» What the task requires
Entries follow. Return each line that contains the word "side".

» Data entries
------------
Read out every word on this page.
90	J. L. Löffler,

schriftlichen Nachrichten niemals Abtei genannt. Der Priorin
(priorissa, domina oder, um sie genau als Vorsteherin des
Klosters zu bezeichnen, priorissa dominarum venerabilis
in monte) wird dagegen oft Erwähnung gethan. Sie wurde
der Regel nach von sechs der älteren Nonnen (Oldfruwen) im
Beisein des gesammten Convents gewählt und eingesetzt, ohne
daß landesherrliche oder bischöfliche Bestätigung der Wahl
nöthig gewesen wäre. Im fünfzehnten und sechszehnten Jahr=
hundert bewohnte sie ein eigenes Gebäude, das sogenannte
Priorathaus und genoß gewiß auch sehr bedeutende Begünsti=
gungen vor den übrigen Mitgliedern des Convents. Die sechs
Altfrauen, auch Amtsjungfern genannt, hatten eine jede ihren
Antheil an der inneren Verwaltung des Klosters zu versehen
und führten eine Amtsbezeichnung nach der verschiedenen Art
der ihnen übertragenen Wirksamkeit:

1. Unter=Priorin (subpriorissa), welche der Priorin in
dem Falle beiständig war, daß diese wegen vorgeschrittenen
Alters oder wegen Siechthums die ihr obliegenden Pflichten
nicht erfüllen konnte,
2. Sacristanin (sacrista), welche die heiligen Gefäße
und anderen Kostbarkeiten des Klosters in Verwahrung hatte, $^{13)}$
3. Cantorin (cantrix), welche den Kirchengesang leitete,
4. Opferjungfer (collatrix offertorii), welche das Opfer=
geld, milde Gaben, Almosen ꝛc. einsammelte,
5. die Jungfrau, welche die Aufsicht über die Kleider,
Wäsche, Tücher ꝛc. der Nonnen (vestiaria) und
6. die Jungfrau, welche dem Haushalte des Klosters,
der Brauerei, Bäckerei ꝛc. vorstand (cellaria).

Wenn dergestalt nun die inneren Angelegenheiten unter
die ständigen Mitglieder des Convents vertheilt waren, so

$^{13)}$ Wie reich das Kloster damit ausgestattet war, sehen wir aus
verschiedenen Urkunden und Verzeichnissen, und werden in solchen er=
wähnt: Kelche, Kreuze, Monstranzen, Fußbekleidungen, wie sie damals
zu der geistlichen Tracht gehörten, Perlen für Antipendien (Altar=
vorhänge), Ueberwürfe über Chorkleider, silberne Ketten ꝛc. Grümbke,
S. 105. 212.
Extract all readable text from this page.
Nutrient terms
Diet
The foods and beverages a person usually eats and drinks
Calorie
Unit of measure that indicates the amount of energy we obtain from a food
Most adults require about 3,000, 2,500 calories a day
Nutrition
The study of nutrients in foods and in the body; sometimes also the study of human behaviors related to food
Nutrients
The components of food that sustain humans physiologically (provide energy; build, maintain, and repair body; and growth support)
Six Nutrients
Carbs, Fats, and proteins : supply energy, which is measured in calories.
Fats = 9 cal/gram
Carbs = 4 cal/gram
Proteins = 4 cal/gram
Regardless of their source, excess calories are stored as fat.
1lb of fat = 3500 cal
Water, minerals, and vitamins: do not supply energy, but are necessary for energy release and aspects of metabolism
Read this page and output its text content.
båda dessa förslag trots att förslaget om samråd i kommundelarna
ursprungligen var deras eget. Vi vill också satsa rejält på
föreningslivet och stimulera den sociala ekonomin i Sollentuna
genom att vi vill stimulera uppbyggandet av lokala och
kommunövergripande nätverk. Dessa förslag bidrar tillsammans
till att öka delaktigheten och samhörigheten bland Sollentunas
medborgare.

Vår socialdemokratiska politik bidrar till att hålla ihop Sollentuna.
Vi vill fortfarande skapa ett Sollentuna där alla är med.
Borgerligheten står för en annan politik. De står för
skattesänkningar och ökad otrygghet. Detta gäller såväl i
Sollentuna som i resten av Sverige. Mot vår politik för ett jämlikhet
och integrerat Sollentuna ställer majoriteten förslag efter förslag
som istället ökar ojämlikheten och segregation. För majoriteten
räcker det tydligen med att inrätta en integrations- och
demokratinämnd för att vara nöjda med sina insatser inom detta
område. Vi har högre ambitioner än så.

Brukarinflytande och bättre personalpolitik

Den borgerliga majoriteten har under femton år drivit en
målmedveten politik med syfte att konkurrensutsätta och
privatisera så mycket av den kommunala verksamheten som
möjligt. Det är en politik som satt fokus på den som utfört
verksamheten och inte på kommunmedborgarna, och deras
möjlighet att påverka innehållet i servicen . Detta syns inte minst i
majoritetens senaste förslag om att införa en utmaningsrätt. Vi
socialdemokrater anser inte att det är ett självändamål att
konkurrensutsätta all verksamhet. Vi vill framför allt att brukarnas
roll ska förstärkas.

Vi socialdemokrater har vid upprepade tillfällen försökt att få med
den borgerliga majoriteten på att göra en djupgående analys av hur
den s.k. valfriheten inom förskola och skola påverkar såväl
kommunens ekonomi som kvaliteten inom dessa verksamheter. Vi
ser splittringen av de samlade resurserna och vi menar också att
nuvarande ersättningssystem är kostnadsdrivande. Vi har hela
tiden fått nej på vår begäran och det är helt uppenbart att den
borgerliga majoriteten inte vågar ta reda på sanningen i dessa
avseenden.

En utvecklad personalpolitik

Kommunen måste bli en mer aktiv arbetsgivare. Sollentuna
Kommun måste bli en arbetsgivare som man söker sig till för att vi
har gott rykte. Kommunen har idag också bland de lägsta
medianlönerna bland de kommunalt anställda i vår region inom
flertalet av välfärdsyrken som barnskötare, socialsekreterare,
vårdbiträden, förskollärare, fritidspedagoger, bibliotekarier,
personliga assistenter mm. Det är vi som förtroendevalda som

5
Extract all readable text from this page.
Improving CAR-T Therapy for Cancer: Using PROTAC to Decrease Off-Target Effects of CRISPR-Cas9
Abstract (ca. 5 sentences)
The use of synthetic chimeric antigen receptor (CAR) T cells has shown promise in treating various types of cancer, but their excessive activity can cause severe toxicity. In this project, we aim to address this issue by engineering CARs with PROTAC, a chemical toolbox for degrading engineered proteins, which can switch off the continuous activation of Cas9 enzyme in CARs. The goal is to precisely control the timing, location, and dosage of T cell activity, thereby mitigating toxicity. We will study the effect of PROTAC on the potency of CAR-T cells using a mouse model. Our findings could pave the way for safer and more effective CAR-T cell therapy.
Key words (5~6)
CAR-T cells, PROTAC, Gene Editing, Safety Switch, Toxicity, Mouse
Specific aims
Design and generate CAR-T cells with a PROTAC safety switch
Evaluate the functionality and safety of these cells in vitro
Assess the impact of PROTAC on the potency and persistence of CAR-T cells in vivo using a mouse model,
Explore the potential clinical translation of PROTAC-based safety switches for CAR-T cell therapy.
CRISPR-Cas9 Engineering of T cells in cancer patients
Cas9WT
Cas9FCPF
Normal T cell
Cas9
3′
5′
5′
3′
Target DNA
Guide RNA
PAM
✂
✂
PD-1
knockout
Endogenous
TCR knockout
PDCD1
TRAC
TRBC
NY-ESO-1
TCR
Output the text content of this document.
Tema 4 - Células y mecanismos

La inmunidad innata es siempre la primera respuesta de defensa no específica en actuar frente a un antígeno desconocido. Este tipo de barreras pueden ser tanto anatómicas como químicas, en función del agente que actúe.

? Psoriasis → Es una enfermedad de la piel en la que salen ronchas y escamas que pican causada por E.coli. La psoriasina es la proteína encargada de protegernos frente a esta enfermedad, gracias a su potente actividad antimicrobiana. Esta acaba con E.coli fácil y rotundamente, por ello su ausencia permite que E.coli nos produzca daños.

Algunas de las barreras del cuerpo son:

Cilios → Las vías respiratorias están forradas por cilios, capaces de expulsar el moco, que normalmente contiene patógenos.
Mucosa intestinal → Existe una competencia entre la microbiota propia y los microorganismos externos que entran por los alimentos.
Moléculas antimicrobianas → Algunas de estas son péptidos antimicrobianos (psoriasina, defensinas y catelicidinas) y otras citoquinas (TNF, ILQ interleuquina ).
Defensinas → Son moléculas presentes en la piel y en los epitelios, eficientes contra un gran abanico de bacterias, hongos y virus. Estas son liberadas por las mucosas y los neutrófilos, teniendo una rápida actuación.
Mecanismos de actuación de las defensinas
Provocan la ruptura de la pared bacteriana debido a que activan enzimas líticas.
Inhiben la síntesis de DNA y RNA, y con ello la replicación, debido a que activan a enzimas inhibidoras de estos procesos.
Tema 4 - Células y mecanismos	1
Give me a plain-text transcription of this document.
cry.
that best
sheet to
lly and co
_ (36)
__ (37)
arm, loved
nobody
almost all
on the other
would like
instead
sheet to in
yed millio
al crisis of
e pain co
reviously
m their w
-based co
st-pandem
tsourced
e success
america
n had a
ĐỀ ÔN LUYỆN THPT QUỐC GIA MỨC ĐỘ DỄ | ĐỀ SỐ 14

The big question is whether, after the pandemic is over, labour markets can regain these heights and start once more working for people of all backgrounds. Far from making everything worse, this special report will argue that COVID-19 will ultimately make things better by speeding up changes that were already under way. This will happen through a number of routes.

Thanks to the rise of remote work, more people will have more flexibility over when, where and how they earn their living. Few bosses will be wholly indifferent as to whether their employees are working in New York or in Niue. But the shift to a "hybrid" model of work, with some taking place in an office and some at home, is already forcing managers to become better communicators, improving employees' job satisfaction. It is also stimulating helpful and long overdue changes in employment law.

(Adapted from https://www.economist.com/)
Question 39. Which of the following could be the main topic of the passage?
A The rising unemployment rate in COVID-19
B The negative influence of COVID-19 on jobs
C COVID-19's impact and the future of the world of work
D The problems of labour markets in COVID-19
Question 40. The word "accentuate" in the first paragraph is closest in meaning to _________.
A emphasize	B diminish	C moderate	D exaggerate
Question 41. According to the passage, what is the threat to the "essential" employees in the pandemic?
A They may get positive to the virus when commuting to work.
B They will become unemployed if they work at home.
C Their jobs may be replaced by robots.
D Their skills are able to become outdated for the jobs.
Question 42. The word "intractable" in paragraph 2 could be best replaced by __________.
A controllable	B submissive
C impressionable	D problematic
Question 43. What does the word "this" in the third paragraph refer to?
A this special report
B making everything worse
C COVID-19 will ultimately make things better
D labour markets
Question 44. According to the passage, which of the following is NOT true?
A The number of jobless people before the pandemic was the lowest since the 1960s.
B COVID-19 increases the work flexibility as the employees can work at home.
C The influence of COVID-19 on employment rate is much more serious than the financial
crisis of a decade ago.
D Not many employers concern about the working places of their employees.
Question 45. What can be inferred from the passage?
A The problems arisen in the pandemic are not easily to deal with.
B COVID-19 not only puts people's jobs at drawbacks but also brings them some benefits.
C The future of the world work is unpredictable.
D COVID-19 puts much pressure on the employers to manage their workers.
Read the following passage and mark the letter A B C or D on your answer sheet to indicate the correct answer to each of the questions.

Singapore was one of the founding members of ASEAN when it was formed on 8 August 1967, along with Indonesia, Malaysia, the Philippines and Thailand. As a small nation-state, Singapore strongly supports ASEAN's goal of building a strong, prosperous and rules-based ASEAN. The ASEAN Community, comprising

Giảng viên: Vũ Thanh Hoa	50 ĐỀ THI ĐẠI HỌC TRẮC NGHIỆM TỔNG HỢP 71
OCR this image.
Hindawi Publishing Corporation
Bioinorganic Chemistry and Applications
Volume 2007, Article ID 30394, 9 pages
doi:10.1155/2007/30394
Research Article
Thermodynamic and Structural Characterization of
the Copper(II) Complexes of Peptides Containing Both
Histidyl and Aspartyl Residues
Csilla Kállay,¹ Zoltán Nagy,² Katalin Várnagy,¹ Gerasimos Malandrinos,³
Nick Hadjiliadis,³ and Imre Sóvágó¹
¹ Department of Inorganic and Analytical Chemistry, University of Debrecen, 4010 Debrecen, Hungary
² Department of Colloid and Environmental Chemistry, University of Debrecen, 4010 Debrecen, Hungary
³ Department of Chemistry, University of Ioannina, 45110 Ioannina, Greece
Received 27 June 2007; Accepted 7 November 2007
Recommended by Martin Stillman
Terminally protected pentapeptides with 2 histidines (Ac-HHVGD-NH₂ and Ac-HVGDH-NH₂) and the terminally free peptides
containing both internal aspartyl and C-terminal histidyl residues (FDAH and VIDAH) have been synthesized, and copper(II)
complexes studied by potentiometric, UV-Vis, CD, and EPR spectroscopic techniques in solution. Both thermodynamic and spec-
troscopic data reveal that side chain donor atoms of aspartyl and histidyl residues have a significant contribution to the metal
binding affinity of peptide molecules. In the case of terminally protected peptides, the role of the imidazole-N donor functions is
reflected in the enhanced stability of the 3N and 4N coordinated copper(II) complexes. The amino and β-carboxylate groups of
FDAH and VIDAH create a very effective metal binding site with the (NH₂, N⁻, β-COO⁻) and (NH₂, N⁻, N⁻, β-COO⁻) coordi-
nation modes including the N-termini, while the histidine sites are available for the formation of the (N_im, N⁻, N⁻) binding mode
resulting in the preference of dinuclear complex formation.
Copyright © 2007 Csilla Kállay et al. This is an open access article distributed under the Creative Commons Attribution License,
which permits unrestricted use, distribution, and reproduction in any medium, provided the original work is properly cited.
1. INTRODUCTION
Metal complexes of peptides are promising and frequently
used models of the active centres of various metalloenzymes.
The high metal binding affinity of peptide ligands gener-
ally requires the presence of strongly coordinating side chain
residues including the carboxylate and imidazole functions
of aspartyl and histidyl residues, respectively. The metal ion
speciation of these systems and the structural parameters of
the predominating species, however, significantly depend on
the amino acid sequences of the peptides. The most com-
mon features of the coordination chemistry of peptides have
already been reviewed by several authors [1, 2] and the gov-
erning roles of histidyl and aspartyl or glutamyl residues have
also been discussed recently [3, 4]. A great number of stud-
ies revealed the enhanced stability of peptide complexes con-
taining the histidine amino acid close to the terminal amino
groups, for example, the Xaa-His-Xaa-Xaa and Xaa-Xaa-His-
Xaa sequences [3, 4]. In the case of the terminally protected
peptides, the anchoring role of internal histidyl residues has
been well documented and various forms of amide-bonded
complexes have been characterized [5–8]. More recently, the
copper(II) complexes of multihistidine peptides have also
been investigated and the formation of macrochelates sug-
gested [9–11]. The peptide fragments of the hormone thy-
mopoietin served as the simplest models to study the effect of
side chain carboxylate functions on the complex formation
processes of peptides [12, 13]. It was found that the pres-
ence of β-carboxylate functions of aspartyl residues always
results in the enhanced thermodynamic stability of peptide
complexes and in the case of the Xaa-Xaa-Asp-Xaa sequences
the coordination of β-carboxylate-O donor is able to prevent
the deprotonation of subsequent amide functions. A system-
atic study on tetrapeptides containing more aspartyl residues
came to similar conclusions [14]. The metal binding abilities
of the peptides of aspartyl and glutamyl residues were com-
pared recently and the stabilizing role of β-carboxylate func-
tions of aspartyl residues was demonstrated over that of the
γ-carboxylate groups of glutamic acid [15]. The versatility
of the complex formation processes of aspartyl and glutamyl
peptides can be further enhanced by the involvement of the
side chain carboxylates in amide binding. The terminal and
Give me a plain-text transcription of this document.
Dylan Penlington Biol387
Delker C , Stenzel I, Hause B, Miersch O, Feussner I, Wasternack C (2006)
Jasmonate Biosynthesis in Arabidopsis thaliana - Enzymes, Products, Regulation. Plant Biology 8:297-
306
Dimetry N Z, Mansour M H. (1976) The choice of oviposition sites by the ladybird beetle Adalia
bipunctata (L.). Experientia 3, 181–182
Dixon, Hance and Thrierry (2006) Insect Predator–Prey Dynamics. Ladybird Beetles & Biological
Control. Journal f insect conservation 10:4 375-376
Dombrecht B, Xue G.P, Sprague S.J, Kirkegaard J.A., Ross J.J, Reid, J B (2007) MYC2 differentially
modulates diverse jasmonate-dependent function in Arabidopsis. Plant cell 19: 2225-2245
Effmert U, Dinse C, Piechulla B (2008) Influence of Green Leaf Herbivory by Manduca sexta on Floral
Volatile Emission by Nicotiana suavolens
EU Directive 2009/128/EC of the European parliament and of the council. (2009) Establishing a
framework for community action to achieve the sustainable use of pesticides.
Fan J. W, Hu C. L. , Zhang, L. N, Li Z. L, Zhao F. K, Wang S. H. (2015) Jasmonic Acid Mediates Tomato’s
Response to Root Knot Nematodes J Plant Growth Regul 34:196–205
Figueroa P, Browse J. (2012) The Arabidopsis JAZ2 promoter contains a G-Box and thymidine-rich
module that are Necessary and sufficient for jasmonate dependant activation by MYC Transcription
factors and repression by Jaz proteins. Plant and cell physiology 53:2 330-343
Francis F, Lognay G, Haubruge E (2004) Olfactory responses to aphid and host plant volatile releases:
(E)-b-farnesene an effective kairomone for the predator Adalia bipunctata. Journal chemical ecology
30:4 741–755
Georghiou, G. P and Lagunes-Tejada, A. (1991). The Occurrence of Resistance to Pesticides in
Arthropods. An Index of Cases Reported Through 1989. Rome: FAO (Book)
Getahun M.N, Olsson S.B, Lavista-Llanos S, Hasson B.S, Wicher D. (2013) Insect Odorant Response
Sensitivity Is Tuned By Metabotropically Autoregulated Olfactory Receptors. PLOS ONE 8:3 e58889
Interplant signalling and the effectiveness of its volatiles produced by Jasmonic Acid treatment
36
------------
» Answer for this exercise
troscopic data reveal that side chain donor atoms of aspartyl and histidyl residues have a significant contribution to the metal
ally requires the presence of strongly coordinating side chain
side chain carboxylate functions on the complex formation
side chain carboxylates in amide binding. The terminal and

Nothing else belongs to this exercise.